EXTRACTED RECORDS:
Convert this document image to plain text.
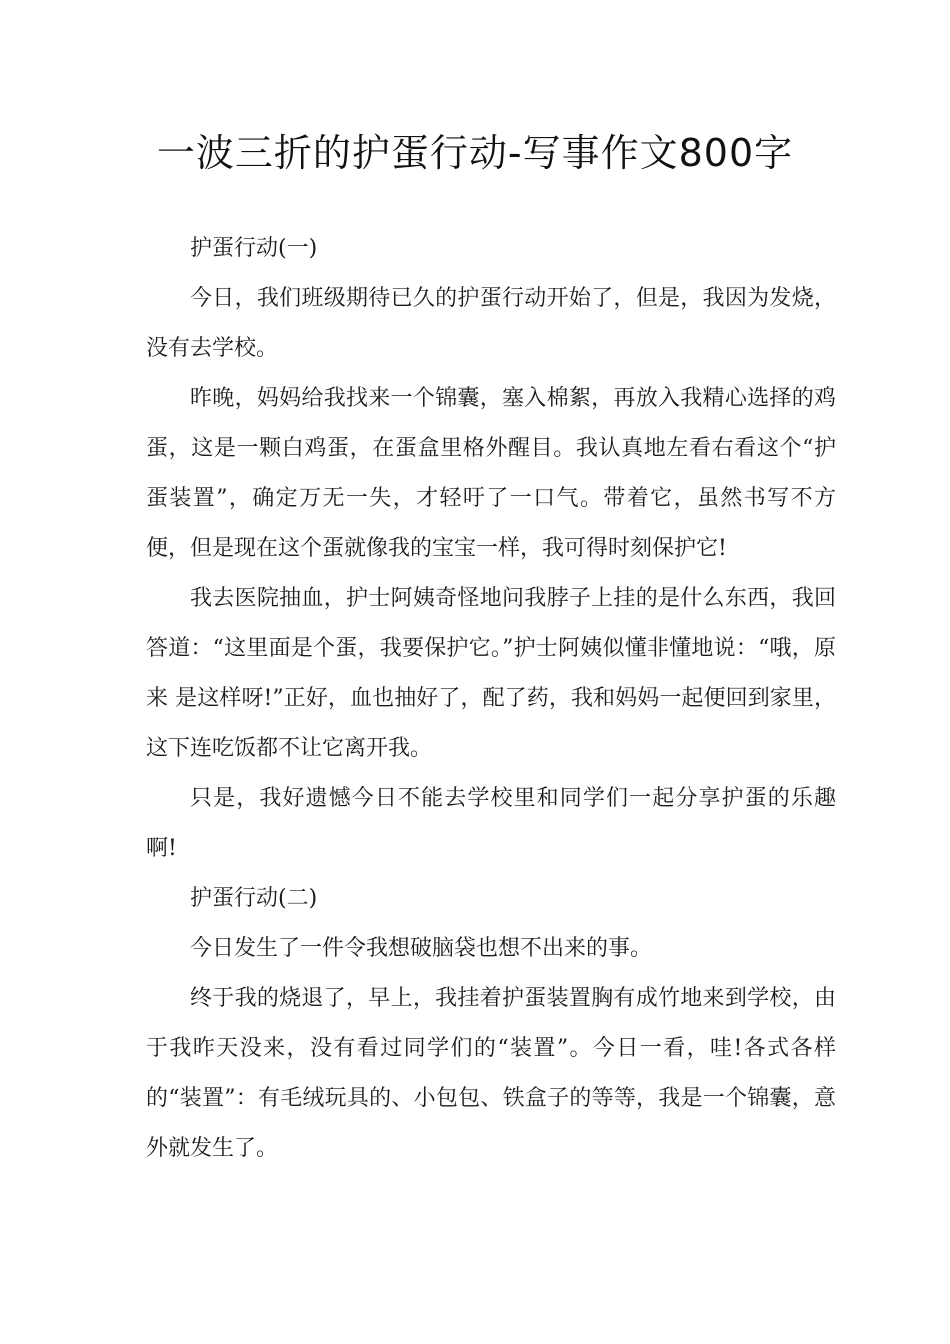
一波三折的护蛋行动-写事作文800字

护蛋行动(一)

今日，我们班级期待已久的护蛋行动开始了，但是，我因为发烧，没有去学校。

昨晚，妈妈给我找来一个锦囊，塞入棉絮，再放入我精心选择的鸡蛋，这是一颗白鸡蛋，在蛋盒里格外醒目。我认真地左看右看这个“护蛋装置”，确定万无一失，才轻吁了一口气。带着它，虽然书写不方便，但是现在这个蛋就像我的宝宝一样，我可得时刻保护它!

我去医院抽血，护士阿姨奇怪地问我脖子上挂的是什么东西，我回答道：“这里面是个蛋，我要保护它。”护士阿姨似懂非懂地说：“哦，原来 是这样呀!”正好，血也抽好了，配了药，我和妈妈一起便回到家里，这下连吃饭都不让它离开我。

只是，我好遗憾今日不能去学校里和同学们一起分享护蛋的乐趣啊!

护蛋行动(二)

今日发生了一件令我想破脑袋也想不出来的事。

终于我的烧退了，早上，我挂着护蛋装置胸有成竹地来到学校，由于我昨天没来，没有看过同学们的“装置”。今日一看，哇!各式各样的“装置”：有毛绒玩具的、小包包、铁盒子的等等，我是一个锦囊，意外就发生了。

==

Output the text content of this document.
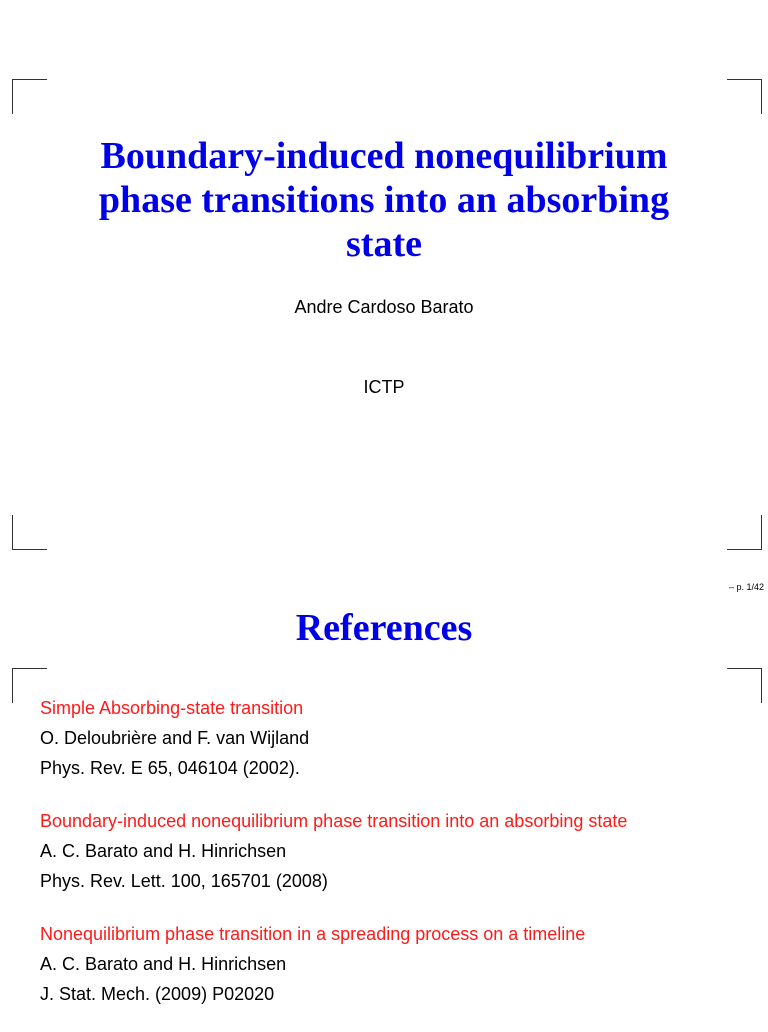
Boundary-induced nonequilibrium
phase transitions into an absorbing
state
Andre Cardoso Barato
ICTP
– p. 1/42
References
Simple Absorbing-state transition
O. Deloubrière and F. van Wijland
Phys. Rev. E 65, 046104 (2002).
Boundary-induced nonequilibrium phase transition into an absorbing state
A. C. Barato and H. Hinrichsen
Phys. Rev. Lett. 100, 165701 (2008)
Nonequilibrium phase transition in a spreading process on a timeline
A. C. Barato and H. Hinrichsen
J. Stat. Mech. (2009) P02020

---

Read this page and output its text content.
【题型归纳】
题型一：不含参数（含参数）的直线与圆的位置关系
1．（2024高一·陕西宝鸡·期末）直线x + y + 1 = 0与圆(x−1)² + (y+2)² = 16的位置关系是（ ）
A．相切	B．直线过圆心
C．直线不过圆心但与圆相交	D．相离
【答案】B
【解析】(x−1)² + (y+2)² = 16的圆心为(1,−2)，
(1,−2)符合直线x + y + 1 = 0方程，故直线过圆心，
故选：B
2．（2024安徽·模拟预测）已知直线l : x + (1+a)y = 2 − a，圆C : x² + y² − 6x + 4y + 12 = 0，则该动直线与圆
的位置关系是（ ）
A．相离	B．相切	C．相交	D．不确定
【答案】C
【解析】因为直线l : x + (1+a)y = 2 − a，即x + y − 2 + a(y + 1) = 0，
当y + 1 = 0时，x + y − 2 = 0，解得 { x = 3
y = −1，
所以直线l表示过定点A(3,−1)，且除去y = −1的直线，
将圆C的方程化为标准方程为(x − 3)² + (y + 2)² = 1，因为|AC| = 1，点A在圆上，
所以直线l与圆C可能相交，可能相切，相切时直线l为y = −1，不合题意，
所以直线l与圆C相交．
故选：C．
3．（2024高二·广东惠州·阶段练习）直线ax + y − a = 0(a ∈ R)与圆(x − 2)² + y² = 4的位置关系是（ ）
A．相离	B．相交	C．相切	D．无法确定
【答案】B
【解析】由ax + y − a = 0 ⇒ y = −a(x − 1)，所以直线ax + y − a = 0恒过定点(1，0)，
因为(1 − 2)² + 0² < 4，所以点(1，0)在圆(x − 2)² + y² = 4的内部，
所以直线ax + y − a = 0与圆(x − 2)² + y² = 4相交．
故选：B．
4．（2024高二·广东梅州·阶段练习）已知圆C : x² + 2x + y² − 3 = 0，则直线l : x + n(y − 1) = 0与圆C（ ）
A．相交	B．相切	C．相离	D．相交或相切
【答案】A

EXERCISE DETAILS:
Copy out every line of the material above that mentions the word "Boundary".

ANSWER IN FULL:
Boundary-induced nonequilibrium
Boundary-induced nonequilibrium phase transition into an absorbing state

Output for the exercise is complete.